■ **YOUR OBJECTIVE**
Write out the whole of the material exactly.

■ **TASK INPUTS**
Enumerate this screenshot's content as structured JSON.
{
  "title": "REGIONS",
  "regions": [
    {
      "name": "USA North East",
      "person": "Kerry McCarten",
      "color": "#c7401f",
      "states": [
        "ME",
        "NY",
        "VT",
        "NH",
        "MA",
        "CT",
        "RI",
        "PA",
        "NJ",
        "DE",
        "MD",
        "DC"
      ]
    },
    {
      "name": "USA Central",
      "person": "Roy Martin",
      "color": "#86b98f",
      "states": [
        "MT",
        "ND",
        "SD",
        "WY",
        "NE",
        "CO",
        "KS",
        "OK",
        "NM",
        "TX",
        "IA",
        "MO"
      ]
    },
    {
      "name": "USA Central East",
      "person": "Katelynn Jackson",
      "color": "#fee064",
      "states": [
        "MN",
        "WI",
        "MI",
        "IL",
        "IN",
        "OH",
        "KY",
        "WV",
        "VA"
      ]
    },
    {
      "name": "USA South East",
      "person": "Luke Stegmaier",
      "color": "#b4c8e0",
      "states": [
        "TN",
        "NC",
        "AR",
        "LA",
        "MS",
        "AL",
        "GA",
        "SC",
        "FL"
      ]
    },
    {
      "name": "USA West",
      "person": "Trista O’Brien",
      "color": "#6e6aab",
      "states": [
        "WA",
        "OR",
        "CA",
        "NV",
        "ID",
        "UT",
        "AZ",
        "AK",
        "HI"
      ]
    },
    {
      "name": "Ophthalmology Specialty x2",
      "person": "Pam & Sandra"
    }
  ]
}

■ **RESPONSE TO THE EXERCISE**
Enumerate this screenshot's content as structured JSON.
{
  "title": "REGIONS",
  "regions": [
    {
      "name": "USA North East",
      "person": "Kerry McCarten",
      "color": "#c7401f",
      "states": [
        "ME",
        "NY",
        "VT",
        "NH",
        "MA",
        "CT",
        "RI",
        "PA",
        "NJ",
        "DE",
        "MD",
        "DC"
      ]
    },
    {
      "name": "USA Central",
      "person": "Roy Martin",
      "color": "#86b98f",
      "states": [
        "MT",
        "ND",
        "SD",
        "WY",
        "NE",
        "CO",
        "KS",
        "OK",
        "NM",
        "TX",
        "IA",
        "MO"
      ]
    },
    {
      "name": "USA Central East",
      "person": "Katelynn Jackson",
      "color": "#fee064",
      "states": [
        "MN",
        "WI",
        "MI",
        "IL",
        "IN",
        "OH",
        "KY",
        "WV",
        "VA"
      ]
    },
    {
      "name": "USA South East",
      "person": "Luke Stegmaier",
      "color": "#b4c8e0",
      "states": [
        "TN",
        "NC",
        "AR",
        "LA",
        "MS",
        "AL",
        "GA",
        "SC",
        "FL"
      ]
    },
    {
      "name": "USA West",
      "person": "Trista O’Brien",
      "color": "#6e6aab",
      "states": [
        "WA",
        "OR",
        "CA",
        "NV",
        "ID",
        "UT",
        "AZ",
        "AK",
        "HI"
      ]
    },
    {
      "name": "Ophthalmology Specialty x2",
      "person": "Pam & Sandra"
    }
  ]
}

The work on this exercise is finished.